What the task asks —
Pictures do not belong in the copy; transcribe everything else in the records exactly.

-- begin Records provided --

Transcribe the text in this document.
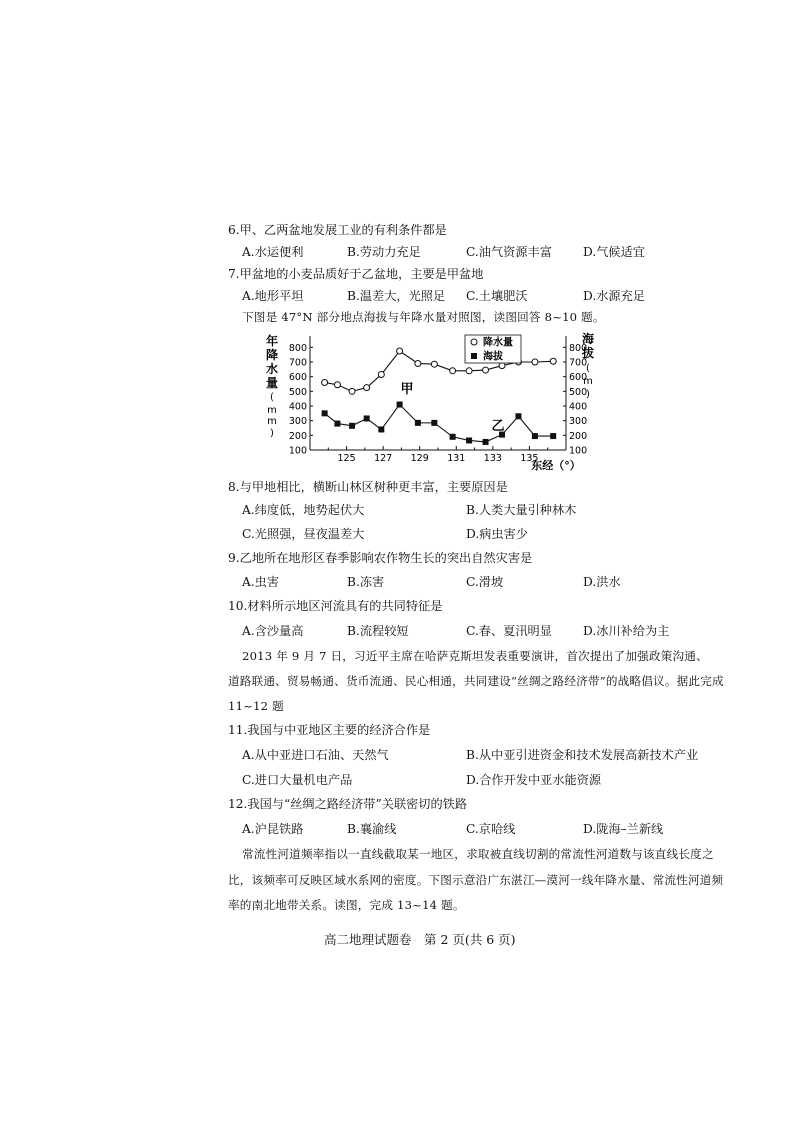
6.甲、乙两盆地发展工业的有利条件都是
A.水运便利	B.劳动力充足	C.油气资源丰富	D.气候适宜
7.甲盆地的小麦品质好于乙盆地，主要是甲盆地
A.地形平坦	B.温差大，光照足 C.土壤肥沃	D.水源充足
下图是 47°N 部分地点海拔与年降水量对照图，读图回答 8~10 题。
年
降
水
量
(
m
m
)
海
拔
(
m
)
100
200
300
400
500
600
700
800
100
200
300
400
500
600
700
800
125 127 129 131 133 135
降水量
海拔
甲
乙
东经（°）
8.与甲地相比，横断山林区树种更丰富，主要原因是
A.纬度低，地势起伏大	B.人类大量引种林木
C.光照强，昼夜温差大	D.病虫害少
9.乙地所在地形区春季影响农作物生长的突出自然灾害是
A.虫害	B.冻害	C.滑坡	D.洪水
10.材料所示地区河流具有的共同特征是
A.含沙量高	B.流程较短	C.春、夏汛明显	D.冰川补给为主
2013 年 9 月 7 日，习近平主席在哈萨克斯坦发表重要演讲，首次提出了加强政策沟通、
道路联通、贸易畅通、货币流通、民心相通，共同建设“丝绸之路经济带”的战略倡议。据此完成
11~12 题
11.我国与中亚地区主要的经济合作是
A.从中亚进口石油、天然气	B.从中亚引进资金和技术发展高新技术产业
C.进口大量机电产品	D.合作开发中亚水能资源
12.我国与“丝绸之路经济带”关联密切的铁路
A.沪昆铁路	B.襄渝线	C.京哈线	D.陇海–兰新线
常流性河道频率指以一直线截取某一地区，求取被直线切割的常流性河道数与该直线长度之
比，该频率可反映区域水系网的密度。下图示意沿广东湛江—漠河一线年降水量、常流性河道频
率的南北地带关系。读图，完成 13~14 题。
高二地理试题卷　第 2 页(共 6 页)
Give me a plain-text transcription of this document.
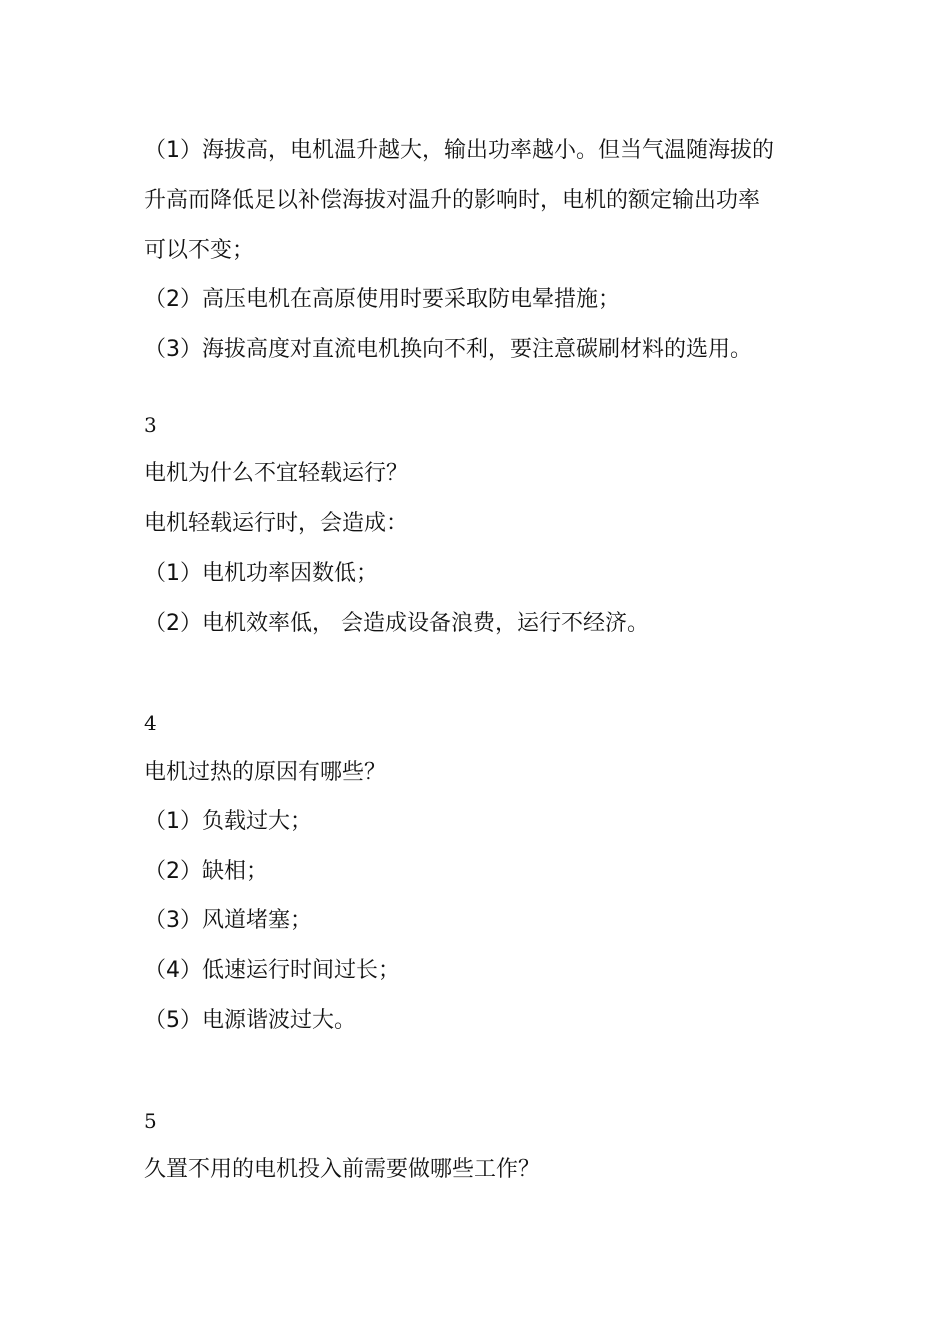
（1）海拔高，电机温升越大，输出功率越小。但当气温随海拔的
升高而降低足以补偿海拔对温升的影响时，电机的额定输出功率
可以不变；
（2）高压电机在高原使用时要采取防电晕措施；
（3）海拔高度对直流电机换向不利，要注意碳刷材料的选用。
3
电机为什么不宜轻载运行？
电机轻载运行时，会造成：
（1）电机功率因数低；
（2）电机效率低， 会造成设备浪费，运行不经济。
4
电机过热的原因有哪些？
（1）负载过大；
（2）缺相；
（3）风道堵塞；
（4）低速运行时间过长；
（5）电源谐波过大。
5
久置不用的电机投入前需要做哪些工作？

-- end Records provided --

Full answer —
Transcribe the text in this document.
6.甲、乙两盆地发展工业的有利条件都是
A.水运便利	B.劳动力充足	C.油气资源丰富	D.气候适宜
7.甲盆地的小麦品质好于乙盆地，主要是甲盆地
A.地形平坦	B.温差大，光照足 C.土壤肥沃	D.水源充足
下图是 47°N 部分地点海拔与年降水量对照图，读图回答 8~10 题。
年
降
水
量
(
m
m
)
海
拔
(
m
)
100
200
300
400
500
600
700
800
100
200
300
400
500
600
700
800
125 127 129 131 133 135
降水量
海拔
甲
乙
东经（°）
8.与甲地相比，横断山林区树种更丰富，主要原因是
A.纬度低，地势起伏大	B.人类大量引种林木
C.光照强，昼夜温差大	D.病虫害少
9.乙地所在地形区春季影响农作物生长的突出自然灾害是
A.虫害	B.冻害	C.滑坡	D.洪水
10.材料所示地区河流具有的共同特征是
A.含沙量高	B.流程较短	C.春、夏汛明显	D.冰川补给为主
2013 年 9 月 7 日，习近平主席在哈萨克斯坦发表重要演讲，首次提出了加强政策沟通、
道路联通、贸易畅通、货币流通、民心相通，共同建设“丝绸之路经济带”的战略倡议。据此完成
11~12 题
11.我国与中亚地区主要的经济合作是
A.从中亚进口石油、天然气	B.从中亚引进资金和技术发展高新技术产业
C.进口大量机电产品	D.合作开发中亚水能资源
12.我国与“丝绸之路经济带”关联密切的铁路
A.沪昆铁路	B.襄渝线	C.京哈线	D.陇海–兰新线
常流性河道频率指以一直线截取某一地区，求取被直线切割的常流性河道数与该直线长度之
比，该频率可反映区域水系网的密度。下图示意沿广东湛江—漠河一线年降水量、常流性河道频
率的南北地带关系。读图，完成 13~14 题。
高二地理试题卷　第 2 页(共 6 页)
Give me a plain-text transcription of this document.
（1）海拔高，电机温升越大，输出功率越小。但当气温随海拔的
升高而降低足以补偿海拔对温升的影响时，电机的额定输出功率
可以不变；
（2）高压电机在高原使用时要采取防电晕措施；
（3）海拔高度对直流电机换向不利，要注意碳刷材料的选用。
3
电机为什么不宜轻载运行？
电机轻载运行时，会造成：
（1）电机功率因数低；
（2）电机效率低， 会造成设备浪费，运行不经济。
4
电机过热的原因有哪些？
（1）负载过大；
（2）缺相；
（3）风道堵塞；
（4）低速运行时间过长；
（5）电源谐波过大。
5
久置不用的电机投入前需要做哪些工作？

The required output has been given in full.